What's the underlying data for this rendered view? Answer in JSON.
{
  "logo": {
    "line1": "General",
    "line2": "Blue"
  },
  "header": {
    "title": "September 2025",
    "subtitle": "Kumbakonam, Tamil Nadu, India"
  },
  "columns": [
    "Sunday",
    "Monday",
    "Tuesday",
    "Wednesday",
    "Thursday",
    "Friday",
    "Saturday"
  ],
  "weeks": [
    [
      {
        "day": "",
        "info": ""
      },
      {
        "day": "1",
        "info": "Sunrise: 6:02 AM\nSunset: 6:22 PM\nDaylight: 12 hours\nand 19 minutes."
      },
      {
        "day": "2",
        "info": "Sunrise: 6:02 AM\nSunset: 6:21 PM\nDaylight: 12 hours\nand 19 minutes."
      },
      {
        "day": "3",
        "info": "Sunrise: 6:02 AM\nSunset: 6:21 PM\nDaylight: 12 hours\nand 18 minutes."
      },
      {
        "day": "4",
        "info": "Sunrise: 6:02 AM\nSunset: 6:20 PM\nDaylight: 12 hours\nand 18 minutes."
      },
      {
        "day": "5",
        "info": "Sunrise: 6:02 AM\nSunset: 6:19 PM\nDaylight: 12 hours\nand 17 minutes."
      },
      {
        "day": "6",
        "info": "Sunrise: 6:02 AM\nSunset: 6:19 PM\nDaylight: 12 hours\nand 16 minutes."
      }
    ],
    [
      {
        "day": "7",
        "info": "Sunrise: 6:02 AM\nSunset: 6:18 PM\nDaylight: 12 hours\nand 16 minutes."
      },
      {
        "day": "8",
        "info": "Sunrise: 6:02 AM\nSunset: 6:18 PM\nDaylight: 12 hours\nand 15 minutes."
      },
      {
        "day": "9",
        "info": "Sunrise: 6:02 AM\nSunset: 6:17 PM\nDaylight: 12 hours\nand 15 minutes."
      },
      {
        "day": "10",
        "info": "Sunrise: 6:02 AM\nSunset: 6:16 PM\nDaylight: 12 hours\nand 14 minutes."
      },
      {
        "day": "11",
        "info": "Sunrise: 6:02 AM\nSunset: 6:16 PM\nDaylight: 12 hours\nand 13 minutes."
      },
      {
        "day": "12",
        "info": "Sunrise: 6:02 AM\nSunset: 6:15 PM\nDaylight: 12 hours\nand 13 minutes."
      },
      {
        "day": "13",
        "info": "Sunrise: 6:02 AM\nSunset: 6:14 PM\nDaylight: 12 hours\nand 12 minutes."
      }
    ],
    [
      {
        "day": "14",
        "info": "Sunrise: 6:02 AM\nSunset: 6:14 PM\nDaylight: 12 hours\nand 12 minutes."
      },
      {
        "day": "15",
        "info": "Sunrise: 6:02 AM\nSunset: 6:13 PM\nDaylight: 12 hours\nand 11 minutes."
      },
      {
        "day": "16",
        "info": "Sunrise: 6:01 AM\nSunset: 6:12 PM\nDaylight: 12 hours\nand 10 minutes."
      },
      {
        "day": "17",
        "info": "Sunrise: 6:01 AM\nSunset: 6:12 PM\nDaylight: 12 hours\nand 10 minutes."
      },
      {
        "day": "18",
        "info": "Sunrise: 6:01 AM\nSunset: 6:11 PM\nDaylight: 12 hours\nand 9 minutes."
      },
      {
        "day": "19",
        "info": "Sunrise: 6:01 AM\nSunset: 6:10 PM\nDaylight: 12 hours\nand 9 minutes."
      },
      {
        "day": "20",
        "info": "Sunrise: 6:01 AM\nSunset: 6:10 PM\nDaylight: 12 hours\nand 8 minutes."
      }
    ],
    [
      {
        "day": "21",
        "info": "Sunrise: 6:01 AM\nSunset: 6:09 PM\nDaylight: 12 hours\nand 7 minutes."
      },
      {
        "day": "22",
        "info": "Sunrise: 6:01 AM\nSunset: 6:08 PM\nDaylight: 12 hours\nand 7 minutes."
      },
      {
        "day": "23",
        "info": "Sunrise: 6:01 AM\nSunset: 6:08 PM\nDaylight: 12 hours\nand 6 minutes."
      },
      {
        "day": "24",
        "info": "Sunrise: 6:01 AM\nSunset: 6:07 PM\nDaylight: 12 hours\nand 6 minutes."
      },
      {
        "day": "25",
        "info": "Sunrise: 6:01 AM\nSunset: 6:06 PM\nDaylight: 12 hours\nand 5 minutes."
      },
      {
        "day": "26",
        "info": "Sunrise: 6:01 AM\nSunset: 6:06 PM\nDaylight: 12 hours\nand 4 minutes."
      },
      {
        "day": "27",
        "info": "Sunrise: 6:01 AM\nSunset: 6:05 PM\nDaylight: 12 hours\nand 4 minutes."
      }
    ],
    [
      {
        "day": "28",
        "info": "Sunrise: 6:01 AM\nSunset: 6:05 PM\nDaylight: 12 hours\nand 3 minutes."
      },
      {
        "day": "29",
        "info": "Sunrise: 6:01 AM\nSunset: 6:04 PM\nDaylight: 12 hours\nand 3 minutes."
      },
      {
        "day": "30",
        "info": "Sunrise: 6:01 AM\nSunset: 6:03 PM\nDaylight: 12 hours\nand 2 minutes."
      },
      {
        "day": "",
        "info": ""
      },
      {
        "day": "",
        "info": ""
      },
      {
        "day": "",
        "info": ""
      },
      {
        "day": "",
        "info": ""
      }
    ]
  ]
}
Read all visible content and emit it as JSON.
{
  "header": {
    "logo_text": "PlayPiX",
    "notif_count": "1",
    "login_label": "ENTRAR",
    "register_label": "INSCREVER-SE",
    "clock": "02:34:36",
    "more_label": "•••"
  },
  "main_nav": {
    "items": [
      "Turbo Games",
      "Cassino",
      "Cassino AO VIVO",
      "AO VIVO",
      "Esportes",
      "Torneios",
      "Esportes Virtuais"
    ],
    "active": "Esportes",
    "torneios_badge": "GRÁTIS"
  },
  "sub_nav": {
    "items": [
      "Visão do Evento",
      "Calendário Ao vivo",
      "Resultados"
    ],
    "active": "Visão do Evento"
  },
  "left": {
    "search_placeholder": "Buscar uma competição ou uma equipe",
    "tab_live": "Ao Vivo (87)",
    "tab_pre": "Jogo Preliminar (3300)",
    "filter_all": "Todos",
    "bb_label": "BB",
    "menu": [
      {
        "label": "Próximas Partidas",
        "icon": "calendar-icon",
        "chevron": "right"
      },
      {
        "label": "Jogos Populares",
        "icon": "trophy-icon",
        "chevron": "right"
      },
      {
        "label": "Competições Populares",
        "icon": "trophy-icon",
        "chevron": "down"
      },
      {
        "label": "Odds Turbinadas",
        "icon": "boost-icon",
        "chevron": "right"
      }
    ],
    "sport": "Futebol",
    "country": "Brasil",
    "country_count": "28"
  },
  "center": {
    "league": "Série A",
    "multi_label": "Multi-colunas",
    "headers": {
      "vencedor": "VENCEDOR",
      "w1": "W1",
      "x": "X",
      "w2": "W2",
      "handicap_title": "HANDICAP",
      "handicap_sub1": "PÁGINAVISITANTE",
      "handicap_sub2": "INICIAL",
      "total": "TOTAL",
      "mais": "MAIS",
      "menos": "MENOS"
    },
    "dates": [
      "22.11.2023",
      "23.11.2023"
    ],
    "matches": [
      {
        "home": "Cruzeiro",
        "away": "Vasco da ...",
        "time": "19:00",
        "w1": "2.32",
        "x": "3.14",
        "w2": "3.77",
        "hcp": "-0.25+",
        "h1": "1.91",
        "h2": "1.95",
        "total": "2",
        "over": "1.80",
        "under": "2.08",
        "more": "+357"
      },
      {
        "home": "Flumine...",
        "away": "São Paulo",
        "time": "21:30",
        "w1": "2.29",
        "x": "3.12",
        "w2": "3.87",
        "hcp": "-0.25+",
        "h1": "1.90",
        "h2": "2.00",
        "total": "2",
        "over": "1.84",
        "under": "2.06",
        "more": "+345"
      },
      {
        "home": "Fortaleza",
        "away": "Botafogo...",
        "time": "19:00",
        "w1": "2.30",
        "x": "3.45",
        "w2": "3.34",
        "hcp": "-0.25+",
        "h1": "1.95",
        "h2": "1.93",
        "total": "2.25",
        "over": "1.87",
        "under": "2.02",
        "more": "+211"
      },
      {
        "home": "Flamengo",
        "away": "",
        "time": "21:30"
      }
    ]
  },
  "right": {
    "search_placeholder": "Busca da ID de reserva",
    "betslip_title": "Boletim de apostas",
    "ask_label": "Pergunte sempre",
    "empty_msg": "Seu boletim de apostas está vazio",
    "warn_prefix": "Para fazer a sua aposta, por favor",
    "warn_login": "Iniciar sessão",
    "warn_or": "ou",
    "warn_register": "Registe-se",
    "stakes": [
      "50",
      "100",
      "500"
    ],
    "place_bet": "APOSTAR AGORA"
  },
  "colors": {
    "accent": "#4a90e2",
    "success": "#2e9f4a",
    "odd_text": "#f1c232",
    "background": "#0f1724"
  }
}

Problem to solve
Copy out each line of the entries that holds "away".

Exercise answer
        "away": "Vasco da ...",
        "away": "São Paulo",
        "away": "Botafogo...",
        "away": "",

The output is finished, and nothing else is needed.